<<<<

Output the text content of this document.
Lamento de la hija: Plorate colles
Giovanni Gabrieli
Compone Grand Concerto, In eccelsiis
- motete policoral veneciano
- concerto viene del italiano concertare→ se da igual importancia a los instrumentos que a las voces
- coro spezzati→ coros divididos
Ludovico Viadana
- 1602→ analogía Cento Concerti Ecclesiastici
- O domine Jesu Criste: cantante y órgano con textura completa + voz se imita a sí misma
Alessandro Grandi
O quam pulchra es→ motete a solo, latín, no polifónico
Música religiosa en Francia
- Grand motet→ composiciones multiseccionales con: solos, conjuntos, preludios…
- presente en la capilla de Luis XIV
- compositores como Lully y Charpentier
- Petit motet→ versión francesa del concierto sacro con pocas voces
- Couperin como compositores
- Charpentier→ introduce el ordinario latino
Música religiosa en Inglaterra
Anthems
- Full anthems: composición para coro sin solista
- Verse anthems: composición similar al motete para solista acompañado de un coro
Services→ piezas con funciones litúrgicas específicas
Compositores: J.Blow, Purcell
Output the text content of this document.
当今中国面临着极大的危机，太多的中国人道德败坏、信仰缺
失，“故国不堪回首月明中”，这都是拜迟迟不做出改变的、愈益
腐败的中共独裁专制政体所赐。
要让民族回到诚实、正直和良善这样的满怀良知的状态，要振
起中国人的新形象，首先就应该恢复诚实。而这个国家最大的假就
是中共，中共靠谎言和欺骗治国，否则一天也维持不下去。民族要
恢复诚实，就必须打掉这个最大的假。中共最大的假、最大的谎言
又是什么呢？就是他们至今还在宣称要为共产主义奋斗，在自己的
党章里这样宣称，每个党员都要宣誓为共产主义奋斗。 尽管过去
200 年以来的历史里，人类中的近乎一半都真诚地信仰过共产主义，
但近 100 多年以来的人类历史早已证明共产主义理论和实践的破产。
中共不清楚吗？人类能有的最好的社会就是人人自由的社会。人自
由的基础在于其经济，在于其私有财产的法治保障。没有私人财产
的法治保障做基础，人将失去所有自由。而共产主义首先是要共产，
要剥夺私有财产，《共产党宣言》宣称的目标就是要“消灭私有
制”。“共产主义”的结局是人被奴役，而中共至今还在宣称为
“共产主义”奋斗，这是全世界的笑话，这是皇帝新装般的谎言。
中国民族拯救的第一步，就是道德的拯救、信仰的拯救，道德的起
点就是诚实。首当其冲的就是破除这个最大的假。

>>>>

**WHAT TO WORK ON**
On how many lines does the word "religiosa" appear? Answer with only the number.

**FINAL ANSWER**
2